# Task
Return all lines in the material below that contain "title".

▬▬▬

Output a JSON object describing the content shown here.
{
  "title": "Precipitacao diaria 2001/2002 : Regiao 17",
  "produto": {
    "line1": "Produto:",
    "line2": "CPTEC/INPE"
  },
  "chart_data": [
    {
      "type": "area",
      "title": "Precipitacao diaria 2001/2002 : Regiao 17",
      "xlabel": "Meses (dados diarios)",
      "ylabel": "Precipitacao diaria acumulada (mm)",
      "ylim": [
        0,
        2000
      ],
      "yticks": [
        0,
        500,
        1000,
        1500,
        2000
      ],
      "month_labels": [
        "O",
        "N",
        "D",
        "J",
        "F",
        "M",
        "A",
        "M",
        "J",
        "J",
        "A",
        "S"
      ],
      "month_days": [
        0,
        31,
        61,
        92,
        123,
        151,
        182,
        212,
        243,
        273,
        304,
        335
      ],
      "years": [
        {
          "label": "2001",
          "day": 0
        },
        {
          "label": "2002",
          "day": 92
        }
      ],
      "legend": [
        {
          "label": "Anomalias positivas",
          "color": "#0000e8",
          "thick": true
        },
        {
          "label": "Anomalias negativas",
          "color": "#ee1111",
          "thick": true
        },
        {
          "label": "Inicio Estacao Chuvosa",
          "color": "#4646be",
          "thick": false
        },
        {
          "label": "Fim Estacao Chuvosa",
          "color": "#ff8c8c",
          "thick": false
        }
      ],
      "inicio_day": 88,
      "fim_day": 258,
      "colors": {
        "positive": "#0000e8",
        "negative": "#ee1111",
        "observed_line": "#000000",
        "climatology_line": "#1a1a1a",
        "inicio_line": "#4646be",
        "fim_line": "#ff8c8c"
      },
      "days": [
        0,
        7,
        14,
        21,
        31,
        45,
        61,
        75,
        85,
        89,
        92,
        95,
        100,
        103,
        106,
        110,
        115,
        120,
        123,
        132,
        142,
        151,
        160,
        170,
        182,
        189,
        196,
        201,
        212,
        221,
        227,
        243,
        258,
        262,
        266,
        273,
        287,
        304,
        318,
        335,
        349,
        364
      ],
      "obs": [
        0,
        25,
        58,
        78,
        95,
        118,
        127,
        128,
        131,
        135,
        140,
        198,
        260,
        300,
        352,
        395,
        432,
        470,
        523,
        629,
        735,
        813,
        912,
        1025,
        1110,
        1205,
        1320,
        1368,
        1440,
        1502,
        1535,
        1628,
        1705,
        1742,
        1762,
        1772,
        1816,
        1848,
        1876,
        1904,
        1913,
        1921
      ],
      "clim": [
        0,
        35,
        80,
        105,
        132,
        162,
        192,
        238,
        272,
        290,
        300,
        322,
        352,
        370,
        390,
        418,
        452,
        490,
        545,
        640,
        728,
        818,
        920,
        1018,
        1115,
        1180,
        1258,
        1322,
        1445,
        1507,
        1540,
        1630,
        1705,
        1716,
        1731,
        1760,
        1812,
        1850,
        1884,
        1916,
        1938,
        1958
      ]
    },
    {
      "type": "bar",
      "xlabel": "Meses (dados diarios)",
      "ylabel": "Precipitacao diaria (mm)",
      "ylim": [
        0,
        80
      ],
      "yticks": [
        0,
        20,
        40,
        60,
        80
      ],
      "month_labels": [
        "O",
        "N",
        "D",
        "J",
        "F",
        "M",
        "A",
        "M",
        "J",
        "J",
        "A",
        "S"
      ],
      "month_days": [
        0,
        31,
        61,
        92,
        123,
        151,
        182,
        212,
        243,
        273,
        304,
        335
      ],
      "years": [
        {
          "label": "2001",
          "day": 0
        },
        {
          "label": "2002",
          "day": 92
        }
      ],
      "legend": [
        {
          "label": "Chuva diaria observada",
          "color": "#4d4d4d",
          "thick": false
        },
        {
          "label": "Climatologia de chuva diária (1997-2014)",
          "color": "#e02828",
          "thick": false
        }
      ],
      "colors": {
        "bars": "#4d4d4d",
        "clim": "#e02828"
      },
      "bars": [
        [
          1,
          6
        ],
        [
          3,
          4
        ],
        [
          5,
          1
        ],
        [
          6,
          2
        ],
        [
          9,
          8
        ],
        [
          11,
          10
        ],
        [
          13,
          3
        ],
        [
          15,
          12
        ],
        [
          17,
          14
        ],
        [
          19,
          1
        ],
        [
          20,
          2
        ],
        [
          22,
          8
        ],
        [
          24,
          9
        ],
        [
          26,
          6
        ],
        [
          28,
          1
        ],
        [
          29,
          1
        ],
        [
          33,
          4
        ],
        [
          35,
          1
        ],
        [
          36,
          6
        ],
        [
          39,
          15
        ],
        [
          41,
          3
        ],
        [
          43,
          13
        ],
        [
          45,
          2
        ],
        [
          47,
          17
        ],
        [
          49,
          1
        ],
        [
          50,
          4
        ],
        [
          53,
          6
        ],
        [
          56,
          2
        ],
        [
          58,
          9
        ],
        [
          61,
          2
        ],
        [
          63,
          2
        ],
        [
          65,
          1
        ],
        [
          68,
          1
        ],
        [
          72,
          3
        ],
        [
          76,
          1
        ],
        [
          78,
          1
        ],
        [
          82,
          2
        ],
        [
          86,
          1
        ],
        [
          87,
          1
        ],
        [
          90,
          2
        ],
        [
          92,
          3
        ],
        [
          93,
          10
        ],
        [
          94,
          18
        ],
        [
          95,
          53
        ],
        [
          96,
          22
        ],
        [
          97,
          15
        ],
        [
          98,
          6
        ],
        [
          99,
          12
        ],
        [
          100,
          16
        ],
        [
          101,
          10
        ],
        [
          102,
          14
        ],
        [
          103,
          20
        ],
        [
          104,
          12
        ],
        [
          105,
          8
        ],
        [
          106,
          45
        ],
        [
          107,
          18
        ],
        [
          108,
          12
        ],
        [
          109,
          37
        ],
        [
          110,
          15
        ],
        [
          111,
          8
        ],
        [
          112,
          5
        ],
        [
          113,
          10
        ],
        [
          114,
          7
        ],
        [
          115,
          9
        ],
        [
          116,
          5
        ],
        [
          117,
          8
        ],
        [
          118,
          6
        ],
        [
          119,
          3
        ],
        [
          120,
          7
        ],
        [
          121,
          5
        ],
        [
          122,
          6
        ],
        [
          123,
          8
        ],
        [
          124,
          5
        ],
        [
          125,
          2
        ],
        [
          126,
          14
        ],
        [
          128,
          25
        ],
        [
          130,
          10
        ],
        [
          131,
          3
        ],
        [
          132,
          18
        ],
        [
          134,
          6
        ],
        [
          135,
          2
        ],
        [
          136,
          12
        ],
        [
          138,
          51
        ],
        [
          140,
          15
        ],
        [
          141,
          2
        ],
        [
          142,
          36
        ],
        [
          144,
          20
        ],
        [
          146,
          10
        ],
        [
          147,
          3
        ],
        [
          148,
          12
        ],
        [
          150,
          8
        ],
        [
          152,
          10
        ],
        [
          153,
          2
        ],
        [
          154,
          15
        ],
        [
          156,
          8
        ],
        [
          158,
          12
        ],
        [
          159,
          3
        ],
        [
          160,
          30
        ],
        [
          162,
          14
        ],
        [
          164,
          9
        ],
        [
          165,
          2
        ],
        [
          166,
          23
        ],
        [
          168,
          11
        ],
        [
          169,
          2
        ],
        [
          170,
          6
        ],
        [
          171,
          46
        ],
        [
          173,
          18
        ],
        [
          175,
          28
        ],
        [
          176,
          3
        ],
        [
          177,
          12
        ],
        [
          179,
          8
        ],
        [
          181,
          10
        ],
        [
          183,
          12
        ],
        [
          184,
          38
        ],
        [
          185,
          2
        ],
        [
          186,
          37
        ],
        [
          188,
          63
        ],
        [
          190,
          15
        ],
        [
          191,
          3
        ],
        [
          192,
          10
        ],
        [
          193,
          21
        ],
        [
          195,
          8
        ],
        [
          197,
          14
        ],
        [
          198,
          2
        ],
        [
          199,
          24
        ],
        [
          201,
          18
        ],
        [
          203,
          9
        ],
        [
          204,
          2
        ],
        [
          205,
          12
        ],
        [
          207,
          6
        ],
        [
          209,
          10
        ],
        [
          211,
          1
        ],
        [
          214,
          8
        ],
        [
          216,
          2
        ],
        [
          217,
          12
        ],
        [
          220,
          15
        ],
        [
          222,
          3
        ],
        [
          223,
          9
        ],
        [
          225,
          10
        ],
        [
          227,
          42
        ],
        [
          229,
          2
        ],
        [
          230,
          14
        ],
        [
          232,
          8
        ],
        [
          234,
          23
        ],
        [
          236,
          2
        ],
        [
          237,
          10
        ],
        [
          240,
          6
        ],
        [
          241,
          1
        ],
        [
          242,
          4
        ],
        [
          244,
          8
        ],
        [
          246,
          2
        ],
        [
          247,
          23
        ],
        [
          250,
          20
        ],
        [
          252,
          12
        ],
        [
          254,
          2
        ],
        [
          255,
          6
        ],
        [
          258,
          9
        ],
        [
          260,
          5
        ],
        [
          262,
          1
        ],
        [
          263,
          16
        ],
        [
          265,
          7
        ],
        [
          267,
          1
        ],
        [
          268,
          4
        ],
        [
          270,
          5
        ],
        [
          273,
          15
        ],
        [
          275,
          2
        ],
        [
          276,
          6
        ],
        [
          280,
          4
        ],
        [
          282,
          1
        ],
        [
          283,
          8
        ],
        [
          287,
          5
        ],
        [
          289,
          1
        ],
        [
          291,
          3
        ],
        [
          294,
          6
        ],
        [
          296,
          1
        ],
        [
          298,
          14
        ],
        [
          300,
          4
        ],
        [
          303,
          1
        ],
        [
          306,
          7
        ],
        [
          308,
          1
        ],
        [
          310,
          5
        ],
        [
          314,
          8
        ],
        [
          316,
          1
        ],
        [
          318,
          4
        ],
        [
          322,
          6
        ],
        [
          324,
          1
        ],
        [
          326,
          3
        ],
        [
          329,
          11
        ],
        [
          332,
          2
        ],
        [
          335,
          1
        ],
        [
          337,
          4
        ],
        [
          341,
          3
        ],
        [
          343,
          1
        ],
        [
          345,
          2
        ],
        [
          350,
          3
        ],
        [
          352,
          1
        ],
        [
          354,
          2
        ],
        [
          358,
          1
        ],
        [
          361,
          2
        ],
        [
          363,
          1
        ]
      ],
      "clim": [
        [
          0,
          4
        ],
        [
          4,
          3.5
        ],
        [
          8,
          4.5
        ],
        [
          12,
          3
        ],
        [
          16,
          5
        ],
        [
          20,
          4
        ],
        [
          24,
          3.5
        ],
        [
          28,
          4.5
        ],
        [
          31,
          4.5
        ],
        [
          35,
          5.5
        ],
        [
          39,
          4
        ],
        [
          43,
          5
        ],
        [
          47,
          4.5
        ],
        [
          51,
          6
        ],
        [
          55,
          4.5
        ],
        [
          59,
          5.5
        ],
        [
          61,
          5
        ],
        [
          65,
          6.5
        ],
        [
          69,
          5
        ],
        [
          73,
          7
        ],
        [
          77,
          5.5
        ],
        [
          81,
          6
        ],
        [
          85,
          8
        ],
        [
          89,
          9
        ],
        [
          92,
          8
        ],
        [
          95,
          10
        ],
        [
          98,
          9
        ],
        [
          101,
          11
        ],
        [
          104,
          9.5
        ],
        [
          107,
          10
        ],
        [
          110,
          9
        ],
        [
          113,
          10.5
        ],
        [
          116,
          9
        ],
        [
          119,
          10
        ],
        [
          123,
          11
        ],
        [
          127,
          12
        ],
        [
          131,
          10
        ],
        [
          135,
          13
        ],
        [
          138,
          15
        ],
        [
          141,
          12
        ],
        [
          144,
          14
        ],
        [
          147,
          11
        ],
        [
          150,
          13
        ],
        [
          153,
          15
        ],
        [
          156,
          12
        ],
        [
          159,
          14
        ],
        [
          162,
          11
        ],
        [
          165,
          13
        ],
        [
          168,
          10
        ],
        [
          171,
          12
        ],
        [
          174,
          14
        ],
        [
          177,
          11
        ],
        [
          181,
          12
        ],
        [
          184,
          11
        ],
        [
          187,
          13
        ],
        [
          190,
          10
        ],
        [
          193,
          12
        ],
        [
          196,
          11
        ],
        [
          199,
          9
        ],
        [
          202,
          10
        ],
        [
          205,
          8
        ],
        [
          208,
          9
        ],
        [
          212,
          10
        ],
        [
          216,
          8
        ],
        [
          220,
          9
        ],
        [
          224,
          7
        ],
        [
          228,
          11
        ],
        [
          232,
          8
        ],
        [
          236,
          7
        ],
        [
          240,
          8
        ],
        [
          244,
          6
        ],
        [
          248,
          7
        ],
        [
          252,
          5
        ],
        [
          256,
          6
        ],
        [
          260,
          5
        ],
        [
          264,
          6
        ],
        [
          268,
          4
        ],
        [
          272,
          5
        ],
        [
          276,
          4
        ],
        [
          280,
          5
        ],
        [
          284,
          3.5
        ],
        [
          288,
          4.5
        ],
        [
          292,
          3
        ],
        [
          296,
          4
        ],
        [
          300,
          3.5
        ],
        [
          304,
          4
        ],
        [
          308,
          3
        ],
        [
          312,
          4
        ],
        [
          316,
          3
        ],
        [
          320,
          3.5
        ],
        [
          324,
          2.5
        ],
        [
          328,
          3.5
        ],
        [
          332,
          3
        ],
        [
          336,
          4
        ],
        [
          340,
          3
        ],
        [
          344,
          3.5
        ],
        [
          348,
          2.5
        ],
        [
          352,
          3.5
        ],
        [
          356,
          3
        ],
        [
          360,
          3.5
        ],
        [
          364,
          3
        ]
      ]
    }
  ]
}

▬▬▬

# Correct result
  "title": "Precipitacao diaria 2001/2002 : Regiao 17",
      "title": "Precipitacao diaria 2001/2002 : Regiao 17",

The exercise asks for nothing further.